* BEGIN DATA *
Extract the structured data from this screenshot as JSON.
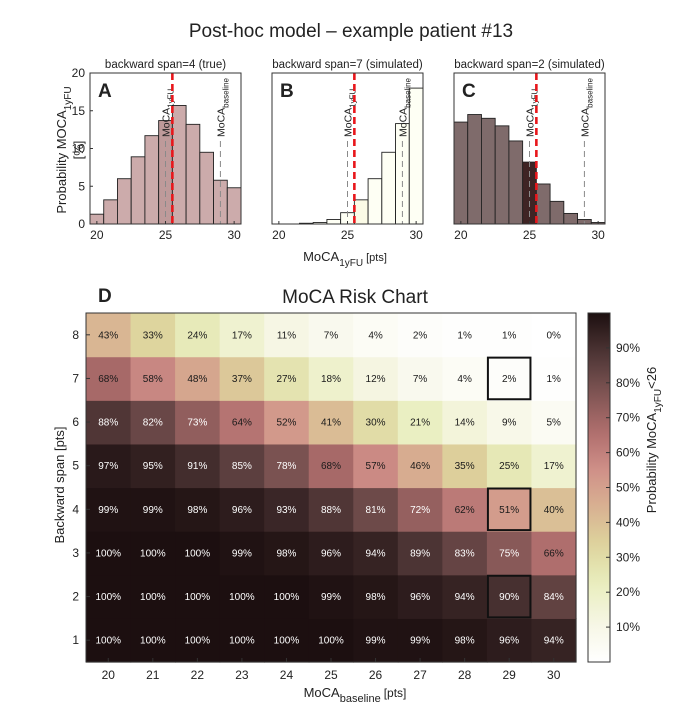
{
  "figure_title": "Post-hoc model – example patient #13",
  "chart_data": [
    {
      "type": "bar",
      "panel": "A",
      "title": "backward span=4 (true)",
      "x": [
        20,
        21,
        22,
        23,
        24,
        25,
        26,
        27,
        28,
        29,
        30
      ],
      "values": [
        1.3,
        3.2,
        6.0,
        8.9,
        11.7,
        13.7,
        15.7,
        13.2,
        9.5,
        5.8,
        4.8
      ],
      "highlight_x": 25,
      "ylim": [
        0,
        20
      ],
      "yticks": [
        "0",
        "5",
        "10",
        "15",
        "20"
      ],
      "xticks": [
        "20",
        "25",
        "30"
      ],
      "ylabel": "Probability MOCA",
      "ylabel_sub": "1yFU",
      "ylabel_unit": "[%]",
      "xlabel": "",
      "mark_1yfu": {
        "x": 25,
        "label": "MoCA",
        "sub": "1yFU"
      },
      "mark_baseline": {
        "x": 29,
        "label": "MoCA",
        "sub": "baseline"
      },
      "threshold": 26
    },
    {
      "type": "bar",
      "panel": "B",
      "title": "backward span=7 (simulated)",
      "x": [
        20,
        21,
        22,
        23,
        24,
        25,
        26,
        27,
        28,
        29,
        30
      ],
      "values": [
        0,
        0,
        0.1,
        0.2,
        0.6,
        1.5,
        3.2,
        6.0,
        9.5,
        13.3,
        18.0
      ],
      "highlight_x": 26,
      "ylim": [
        0,
        20
      ],
      "xticks": [
        "20",
        "25",
        "30"
      ],
      "xlabel": "MoCA",
      "xlabel_sub": "1yFU",
      "xlabel_unit": "[pts]",
      "mark_1yfu": {
        "x": 25,
        "label": "MoCA",
        "sub": "1yFU"
      },
      "mark_baseline": {
        "x": 29,
        "label": "MoCA",
        "sub": "baseline"
      },
      "threshold": 26
    },
    {
      "type": "bar",
      "panel": "C",
      "title": "backward span=2 (simulated)",
      "x": [
        20,
        21,
        22,
        23,
        24,
        25,
        26,
        27,
        28,
        29,
        30
      ],
      "values": [
        13.5,
        14.5,
        14.0,
        13.0,
        11.0,
        8.2,
        5.3,
        3.0,
        1.4,
        0.6,
        0.2
      ],
      "highlight_x": 25,
      "ylim": [
        0,
        20
      ],
      "xticks": [
        "20",
        "25",
        "30"
      ],
      "xlabel": "",
      "mark_1yfu": {
        "x": 25,
        "label": "MoCA",
        "sub": "1yFU"
      },
      "mark_baseline": {
        "x": 29,
        "label": "MoCA",
        "sub": "baseline"
      },
      "threshold": 26
    },
    {
      "type": "heatmap",
      "panel": "D",
      "title": "MoCA Risk Chart",
      "x": [
        20,
        21,
        22,
        23,
        24,
        25,
        26,
        27,
        28,
        29,
        30
      ],
      "y": [
        1,
        2,
        3,
        4,
        5,
        6,
        7,
        8
      ],
      "xlabel": "MoCA",
      "xlabel_sub": "baseline",
      "xlabel_unit": "[pts]",
      "ylabel": "Backward span [pts]",
      "values": [
        [
          100,
          100,
          100,
          100,
          100,
          100,
          99,
          99,
          98,
          96,
          94
        ],
        [
          100,
          100,
          100,
          100,
          100,
          99,
          98,
          96,
          94,
          90,
          84
        ],
        [
          100,
          100,
          100,
          99,
          98,
          96,
          94,
          89,
          83,
          75,
          66
        ],
        [
          99,
          99,
          98,
          96,
          93,
          88,
          81,
          72,
          62,
          51,
          40
        ],
        [
          97,
          95,
          91,
          85,
          78,
          68,
          57,
          46,
          35,
          25,
          17
        ],
        [
          88,
          82,
          73,
          64,
          52,
          41,
          30,
          21,
          14,
          9,
          5
        ],
        [
          68,
          58,
          48,
          37,
          27,
          18,
          12,
          7,
          4,
          2,
          1
        ],
        [
          43,
          33,
          24,
          17,
          11,
          7,
          4,
          2,
          1,
          1,
          0
        ]
      ],
      "highlight_cells": [
        {
          "x": 29,
          "y": 2
        },
        {
          "x": 29,
          "y": 4
        },
        {
          "x": 29,
          "y": 7
        }
      ],
      "colorbar": {
        "label": "Probability MoCA",
        "label_sub": "1yFU",
        "label_suffix": "<26",
        "ticks": [
          "10%",
          "20%",
          "30%",
          "40%",
          "50%",
          "60%",
          "70%",
          "80%",
          "90%"
        ],
        "range": [
          0,
          100
        ]
      }
    }
  ],
  "colors": {
    "threshold": "#e8161b",
    "marker": "#8a8a8a",
    "border": "#111111",
    "scale": [
      "#ffffff",
      "#f6f6e4",
      "#e9eebe",
      "#ded49d",
      "#d8b191",
      "#cf8e88",
      "#ad6c6b",
      "#7b5352",
      "#4c3434",
      "#1c0f10"
    ]
  }
}
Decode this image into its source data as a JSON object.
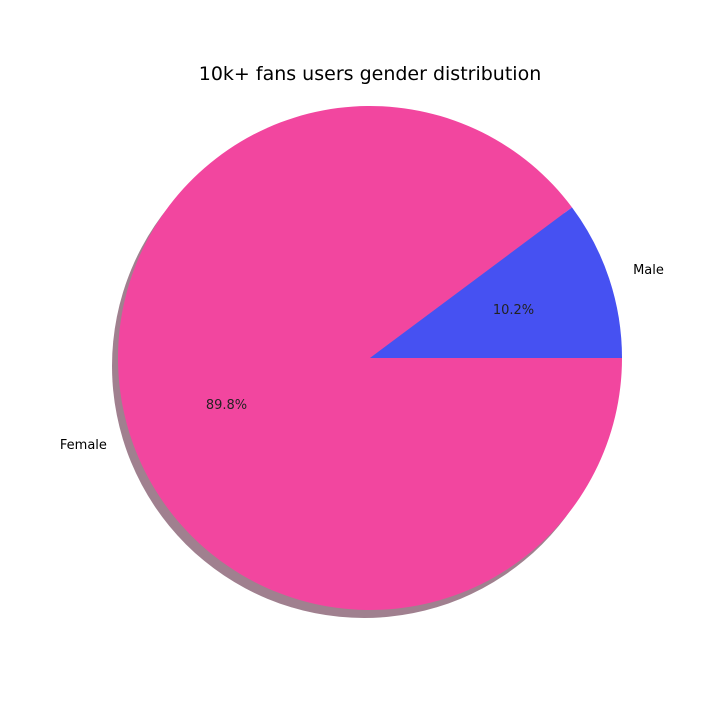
* END DATA *
TASK DETAILS | Pictures are excluded; output everything else in the data verbatim.

WORKED ANSWER |
Extract the structured data from this screenshot as JSON.
{
  "figure_title": "Post-hoc model – example patient #13",
  "chart_data": [
    {
      "type": "bar",
      "panel": "A",
      "title": "backward span=4 (true)",
      "x": [
        20,
        21,
        22,
        23,
        24,
        25,
        26,
        27,
        28,
        29,
        30
      ],
      "values": [
        1.3,
        3.2,
        6.0,
        8.9,
        11.7,
        13.7,
        15.7,
        13.2,
        9.5,
        5.8,
        4.8
      ],
      "highlight_x": 25,
      "ylim": [
        0,
        20
      ],
      "yticks": [
        "0",
        "5",
        "10",
        "15",
        "20"
      ],
      "xticks": [
        "20",
        "25",
        "30"
      ],
      "ylabel": "Probability MOCA",
      "ylabel_sub": "1yFU",
      "ylabel_unit": "[%]",
      "xlabel": "",
      "mark_1yfu": {
        "x": 25,
        "label": "MoCA",
        "sub": "1yFU"
      },
      "mark_baseline": {
        "x": 29,
        "label": "MoCA",
        "sub": "baseline"
      },
      "threshold": 26
    },
    {
      "type": "bar",
      "panel": "B",
      "title": "backward span=7 (simulated)",
      "x": [
        20,
        21,
        22,
        23,
        24,
        25,
        26,
        27,
        28,
        29,
        30
      ],
      "values": [
        0,
        0,
        0.1,
        0.2,
        0.6,
        1.5,
        3.2,
        6.0,
        9.5,
        13.3,
        18.0
      ],
      "highlight_x": 26,
      "ylim": [
        0,
        20
      ],
      "xticks": [
        "20",
        "25",
        "30"
      ],
      "xlabel": "MoCA",
      "xlabel_sub": "1yFU",
      "xlabel_unit": "[pts]",
      "mark_1yfu": {
        "x": 25,
        "label": "MoCA",
        "sub": "1yFU"
      },
      "mark_baseline": {
        "x": 29,
        "label": "MoCA",
        "sub": "baseline"
      },
      "threshold": 26
    },
    {
      "type": "bar",
      "panel": "C",
      "title": "backward span=2 (simulated)",
      "x": [
        20,
        21,
        22,
        23,
        24,
        25,
        26,
        27,
        28,
        29,
        30
      ],
      "values": [
        13.5,
        14.5,
        14.0,
        13.0,
        11.0,
        8.2,
        5.3,
        3.0,
        1.4,
        0.6,
        0.2
      ],
      "highlight_x": 25,
      "ylim": [
        0,
        20
      ],
      "xticks": [
        "20",
        "25",
        "30"
      ],
      "xlabel": "",
      "mark_1yfu": {
        "x": 25,
        "label": "MoCA",
        "sub": "1yFU"
      },
      "mark_baseline": {
        "x": 29,
        "label": "MoCA",
        "sub": "baseline"
      },
      "threshold": 26
    },
    {
      "type": "heatmap",
      "panel": "D",
      "title": "MoCA Risk Chart",
      "x": [
        20,
        21,
        22,
        23,
        24,
        25,
        26,
        27,
        28,
        29,
        30
      ],
      "y": [
        1,
        2,
        3,
        4,
        5,
        6,
        7,
        8
      ],
      "xlabel": "MoCA",
      "xlabel_sub": "baseline",
      "xlabel_unit": "[pts]",
      "ylabel": "Backward span [pts]",
      "values": [
        [
          100,
          100,
          100,
          100,
          100,
          100,
          99,
          99,
          98,
          96,
          94
        ],
        [
          100,
          100,
          100,
          100,
          100,
          99,
          98,
          96,
          94,
          90,
          84
        ],
        [
          100,
          100,
          100,
          99,
          98,
          96,
          94,
          89,
          83,
          75,
          66
        ],
        [
          99,
          99,
          98,
          96,
          93,
          88,
          81,
          72,
          62,
          51,
          40
        ],
        [
          97,
          95,
          91,
          85,
          78,
          68,
          57,
          46,
          35,
          25,
          17
        ],
        [
          88,
          82,
          73,
          64,
          52,
          41,
          30,
          21,
          14,
          9,
          5
        ],
        [
          68,
          58,
          48,
          37,
          27,
          18,
          12,
          7,
          4,
          2,
          1
        ],
        [
          43,
          33,
          24,
          17,
          11,
          7,
          4,
          2,
          1,
          1,
          0
        ]
      ],
      "highlight_cells": [
        {
          "x": 29,
          "y": 2
        },
        {
          "x": 29,
          "y": 4
        },
        {
          "x": 29,
          "y": 7
        }
      ],
      "colorbar": {
        "label": "Probability MoCA",
        "label_sub": "1yFU",
        "label_suffix": "<26",
        "ticks": [
          "10%",
          "20%",
          "30%",
          "40%",
          "50%",
          "60%",
          "70%",
          "80%",
          "90%"
        ],
        "range": [
          0,
          100
        ]
      }
    }
  ],
  "colors": {
    "threshold": "#e8161b",
    "marker": "#8a8a8a",
    "border": "#111111",
    "scale": [
      "#ffffff",
      "#f6f6e4",
      "#e9eebe",
      "#ded49d",
      "#d8b191",
      "#cf8e88",
      "#ad6c6b",
      "#7b5352",
      "#4c3434",
      "#1c0f10"
    ]
  }
}
Decode this image into its source data as a JSON object.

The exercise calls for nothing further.